▼

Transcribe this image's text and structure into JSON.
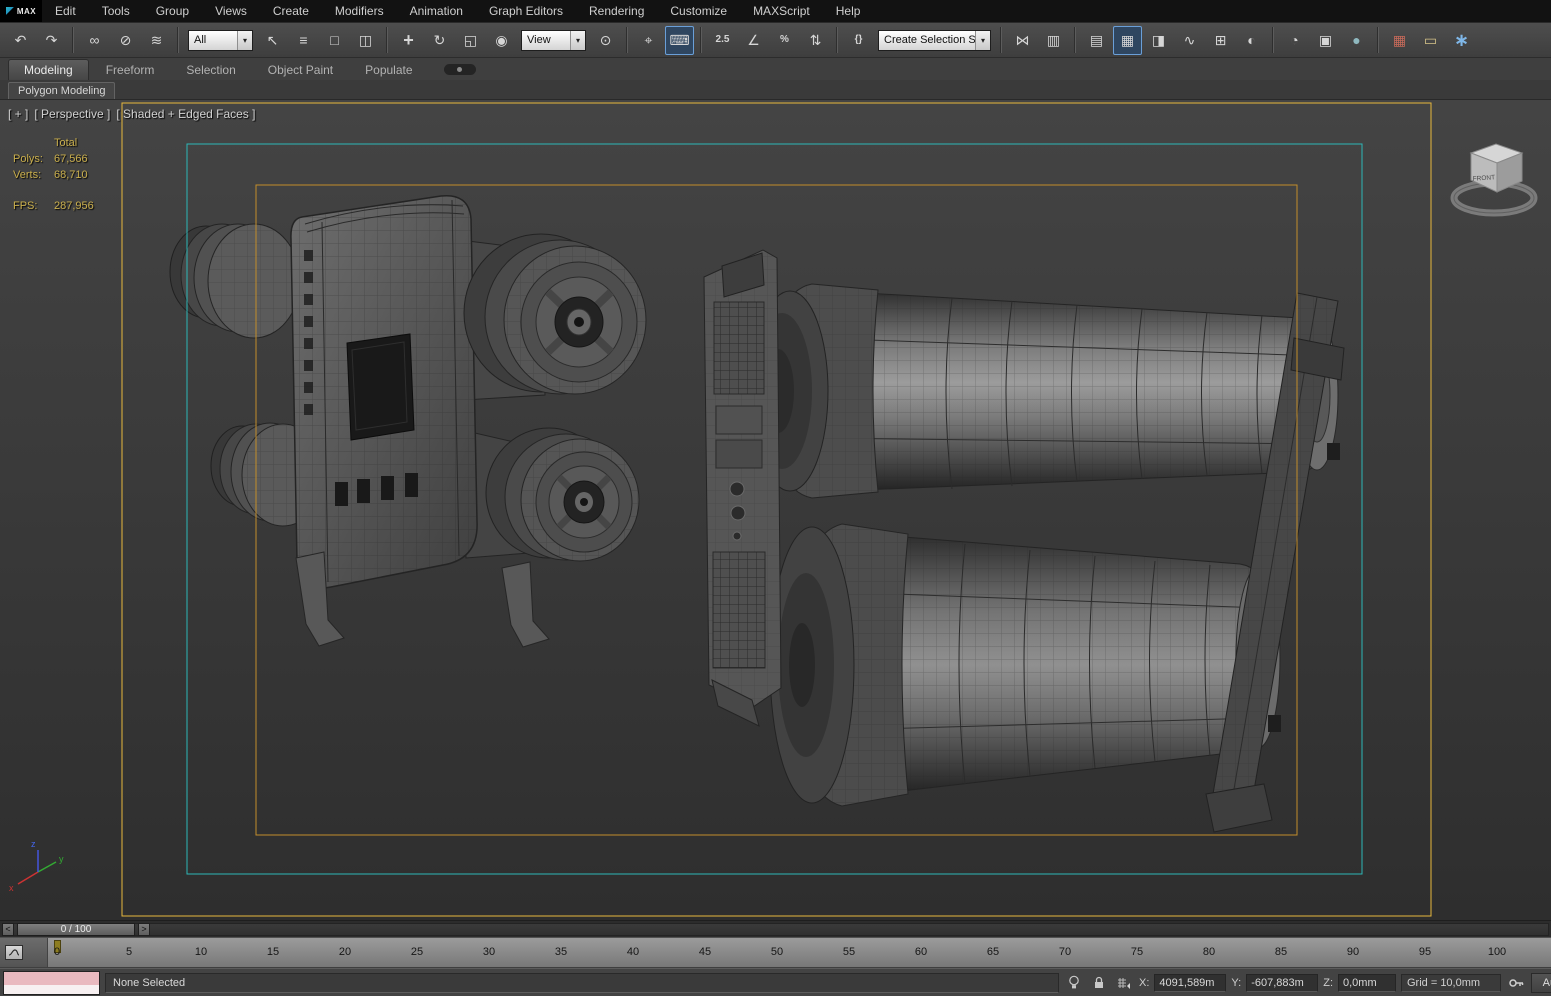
{
  "app": {
    "logo_text": "MAX"
  },
  "icons": {
    "chevron_down": "▾"
  },
  "colors": {
    "safe_frame_outer": "#e7b83d",
    "safe_frame_action": "#2cb7b7",
    "safe_frame_title": "#c28d2b",
    "active_button_border": "#6a9fd8",
    "listener_pink": "#e9b9bf",
    "stats_text": "#c9ae4c"
  },
  "menubar": {
    "items": [
      "Edit",
      "Tools",
      "Group",
      "Views",
      "Create",
      "Modifiers",
      "Animation",
      "Graph Editors",
      "Rendering",
      "Customize",
      "MAXScript",
      "Help"
    ]
  },
  "toolbar": {
    "items": [
      {
        "t": "btn",
        "name": "undo-button",
        "icon": "undo-icon",
        "g": "↶"
      },
      {
        "t": "btn",
        "name": "redo-button",
        "icon": "redo-icon",
        "g": "↷"
      },
      {
        "t": "sep"
      },
      {
        "t": "btn",
        "name": "select-and-link-button",
        "icon": "link-icon",
        "g": "∞"
      },
      {
        "t": "btn",
        "name": "unlink-selection-button",
        "icon": "unlink-icon",
        "g": "⊘"
      },
      {
        "t": "btn",
        "name": "bind-to-space-warp-button",
        "icon": "space-warp-icon",
        "g": "≋"
      },
      {
        "t": "sep"
      },
      {
        "t": "select",
        "name": "selection-filter-dropdown",
        "value": "All"
      },
      {
        "t": "btn",
        "name": "select-object-button",
        "icon": "select-cursor-icon",
        "g": "↖"
      },
      {
        "t": "btn",
        "name": "select-by-name-button",
        "icon": "select-by-name-icon",
        "g": "≡"
      },
      {
        "t": "btn",
        "name": "rectangular-selection-region-button",
        "icon": "rect-region-icon",
        "g": "□"
      },
      {
        "t": "btn",
        "name": "window-crossing-toggle",
        "icon": "window-crossing-icon",
        "g": "◫"
      },
      {
        "t": "sep"
      },
      {
        "t": "btn",
        "name": "select-and-move-button",
        "icon": "move-icon",
        "g": "+",
        "big": true
      },
      {
        "t": "btn",
        "name": "select-and-rotate-button",
        "icon": "rotate-icon",
        "g": "↻"
      },
      {
        "t": "btn",
        "name": "select-and-scale-button",
        "icon": "scale-icon",
        "g": "◱"
      },
      {
        "t": "btn",
        "name": "select-and-place-button",
        "icon": "place-icon",
        "g": "◉"
      },
      {
        "t": "select",
        "name": "reference-coordinate-system-dropdown",
        "value": "View"
      },
      {
        "t": "btn",
        "name": "use-pivot-point-center-button",
        "icon": "pivot-center-icon",
        "g": "⊙"
      },
      {
        "t": "sep"
      },
      {
        "t": "btn",
        "name": "select-and-manipulate-button",
        "icon": "manipulate-icon",
        "g": "⌖"
      },
      {
        "t": "btn",
        "name": "keyboard-shortcut-override-toggle",
        "icon": "keyboard-icon",
        "g": "⌨",
        "active": true
      },
      {
        "t": "sep"
      },
      {
        "t": "btn",
        "name": "snaps-toggle",
        "icon": "snap-25-icon",
        "g": "2.5",
        "text": true
      },
      {
        "t": "btn",
        "name": "angle-snap-toggle",
        "icon": "angle-snap-icon",
        "g": "∠"
      },
      {
        "t": "btn",
        "name": "percent-snap-toggle",
        "icon": "percent-snap-icon",
        "g": "%",
        "text": true
      },
      {
        "t": "btn",
        "name": "spinner-snap-toggle",
        "icon": "spinner-snap-icon",
        "g": "⇅"
      },
      {
        "t": "sep"
      },
      {
        "t": "btn",
        "name": "edit-named-selection-sets-button",
        "icon": "named-sets-icon",
        "g": "{}",
        "text": true
      },
      {
        "t": "select",
        "name": "named-selection-sets-dropdown",
        "value": "Create Selection Se",
        "wide": true
      },
      {
        "t": "sep"
      },
      {
        "t": "btn",
        "name": "mirror-button",
        "icon": "mirror-icon",
        "g": "⋈"
      },
      {
        "t": "btn",
        "name": "align-button",
        "icon": "align-icon",
        "g": "▥"
      },
      {
        "t": "sep"
      },
      {
        "t": "btn",
        "name": "layer-manager-button",
        "icon": "layers-icon",
        "g": "▤"
      },
      {
        "t": "btn",
        "name": "ribbon-toggle-button",
        "icon": "ribbon-icon",
        "g": "▦",
        "active": true
      },
      {
        "t": "btn",
        "name": "scene-explorer-button",
        "icon": "scene-explorer-icon",
        "g": "◨"
      },
      {
        "t": "btn",
        "name": "curve-editor-button",
        "icon": "curve-editor-icon",
        "g": "∿"
      },
      {
        "t": "btn",
        "name": "schematic-view-button",
        "icon": "schematic-view-icon",
        "g": "⊞"
      },
      {
        "t": "btn",
        "name": "material-editor-button",
        "icon": "material-editor-icon",
        "g": "◐"
      },
      {
        "t": "sep"
      },
      {
        "t": "btn",
        "name": "render-setup-button",
        "icon": "render-setup-icon",
        "g": "◔"
      },
      {
        "t": "btn",
        "name": "rendered-frame-window-button",
        "icon": "rendered-frame-icon",
        "g": "▣"
      },
      {
        "t": "btn",
        "name": "render-production-button",
        "icon": "render-teapot-icon",
        "g": "●",
        "color": "#8fb8bf"
      },
      {
        "t": "sep"
      },
      {
        "t": "btn",
        "name": "render-in-cloud-button",
        "icon": "cloud-render-icon",
        "g": "▦",
        "color": "#c66a5a"
      },
      {
        "t": "btn",
        "name": "measure-tool-button",
        "icon": "measure-icon",
        "g": "▭",
        "color": "#d6c489"
      },
      {
        "t": "btn",
        "name": "a360-render-button",
        "icon": "a360-atoms-icon",
        "g": "∗",
        "color": "#7fb7e8",
        "big": true
      }
    ]
  },
  "ribbon": {
    "tabs": [
      {
        "label": "Modeling",
        "active": true
      },
      {
        "label": "Freeform"
      },
      {
        "label": "Selection"
      },
      {
        "label": "Object Paint"
      },
      {
        "label": "Populate"
      }
    ],
    "subtab": "Polygon Modeling"
  },
  "viewport": {
    "label": {
      "plus": "[ + ]",
      "view": "[ Perspective ]",
      "shading": "[ Shaded + Edged Faces ]"
    },
    "stats": {
      "total_label": "Total",
      "polys_label": "Polys:",
      "polys_value": "67,566",
      "verts_label": "Verts:",
      "verts_value": "68,710",
      "fps_label": "FPS:",
      "fps_value": "287,956"
    },
    "viewcube": {
      "front_label": "FRONT"
    },
    "axis": {
      "x": "x",
      "y": "y",
      "z": "z"
    }
  },
  "timeline": {
    "prev_label": "<",
    "frame_display": "0 / 100",
    "next_label": ">"
  },
  "ruler": {
    "ticks": [
      "0",
      "5",
      "10",
      "15",
      "20",
      "25",
      "30",
      "35",
      "40",
      "45",
      "50",
      "55",
      "60",
      "65",
      "70",
      "75",
      "80",
      "85",
      "90",
      "95",
      "100"
    ]
  },
  "statusbar": {
    "prompt": "None Selected",
    "x_label": "X:",
    "x_value": "4091,589m",
    "y_label": "Y:",
    "y_value": "-607,883m",
    "z_label": "Z:",
    "z_value": "0,0mm",
    "grid_value": "Grid = 10,0mm",
    "autokey_label": "Auto"
  }
}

▲

■ DIRECTIONS
Gather every line from the listing above in which the word "space" appears.

■ COMPLETE ANSWER
        "name": "bind-to-space-warp-button",
        "icon": "space-warp-icon",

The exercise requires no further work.